Material for this task »
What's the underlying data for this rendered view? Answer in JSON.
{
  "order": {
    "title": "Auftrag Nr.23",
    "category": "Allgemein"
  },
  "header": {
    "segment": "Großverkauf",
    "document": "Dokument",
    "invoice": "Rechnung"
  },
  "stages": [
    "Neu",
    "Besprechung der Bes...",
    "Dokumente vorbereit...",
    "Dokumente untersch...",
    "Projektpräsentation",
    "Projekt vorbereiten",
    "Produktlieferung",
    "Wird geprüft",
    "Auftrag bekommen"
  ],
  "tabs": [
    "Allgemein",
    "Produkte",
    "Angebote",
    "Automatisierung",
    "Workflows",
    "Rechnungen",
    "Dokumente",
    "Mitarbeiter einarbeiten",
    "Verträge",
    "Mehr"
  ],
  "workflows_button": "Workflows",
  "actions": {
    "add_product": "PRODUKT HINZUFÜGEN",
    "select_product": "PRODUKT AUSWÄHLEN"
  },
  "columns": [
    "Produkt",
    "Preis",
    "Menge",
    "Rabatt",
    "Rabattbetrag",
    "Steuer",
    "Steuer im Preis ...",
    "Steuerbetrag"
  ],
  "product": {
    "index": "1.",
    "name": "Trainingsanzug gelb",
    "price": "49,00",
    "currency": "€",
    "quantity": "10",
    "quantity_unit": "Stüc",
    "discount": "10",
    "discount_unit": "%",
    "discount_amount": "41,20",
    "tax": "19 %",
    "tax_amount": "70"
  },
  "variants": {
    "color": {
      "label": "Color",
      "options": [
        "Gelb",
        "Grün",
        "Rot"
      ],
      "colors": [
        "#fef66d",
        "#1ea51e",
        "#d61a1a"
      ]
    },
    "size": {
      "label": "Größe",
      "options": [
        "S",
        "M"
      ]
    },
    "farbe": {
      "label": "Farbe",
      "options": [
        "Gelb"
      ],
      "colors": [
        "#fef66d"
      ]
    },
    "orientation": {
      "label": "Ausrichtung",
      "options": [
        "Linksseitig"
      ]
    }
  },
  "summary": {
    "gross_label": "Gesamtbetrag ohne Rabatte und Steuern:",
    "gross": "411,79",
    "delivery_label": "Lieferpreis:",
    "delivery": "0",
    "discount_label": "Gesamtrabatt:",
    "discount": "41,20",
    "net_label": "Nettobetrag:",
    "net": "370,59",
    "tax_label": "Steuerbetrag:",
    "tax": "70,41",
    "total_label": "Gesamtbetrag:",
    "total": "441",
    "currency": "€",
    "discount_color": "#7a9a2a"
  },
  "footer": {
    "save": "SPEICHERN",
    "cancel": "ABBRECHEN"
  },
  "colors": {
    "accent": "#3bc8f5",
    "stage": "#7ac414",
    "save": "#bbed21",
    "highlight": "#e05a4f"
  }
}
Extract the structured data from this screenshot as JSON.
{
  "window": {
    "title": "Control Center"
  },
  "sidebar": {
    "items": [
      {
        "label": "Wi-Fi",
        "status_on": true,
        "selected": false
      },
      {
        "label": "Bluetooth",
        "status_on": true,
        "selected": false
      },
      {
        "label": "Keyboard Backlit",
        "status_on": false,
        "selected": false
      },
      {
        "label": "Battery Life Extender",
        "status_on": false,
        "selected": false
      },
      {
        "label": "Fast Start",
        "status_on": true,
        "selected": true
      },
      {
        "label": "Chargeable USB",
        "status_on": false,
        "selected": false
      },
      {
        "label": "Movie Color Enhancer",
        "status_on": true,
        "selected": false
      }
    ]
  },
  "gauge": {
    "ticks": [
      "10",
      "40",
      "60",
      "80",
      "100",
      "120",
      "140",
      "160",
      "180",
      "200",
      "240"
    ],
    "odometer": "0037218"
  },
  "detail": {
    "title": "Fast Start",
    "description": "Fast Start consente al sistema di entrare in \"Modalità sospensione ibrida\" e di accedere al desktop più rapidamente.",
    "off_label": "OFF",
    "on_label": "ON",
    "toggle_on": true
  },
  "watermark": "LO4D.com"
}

Problem details »
Within the data above, count the lines that contain the string "JSON"; the reply is the number alone.

Written answer »
2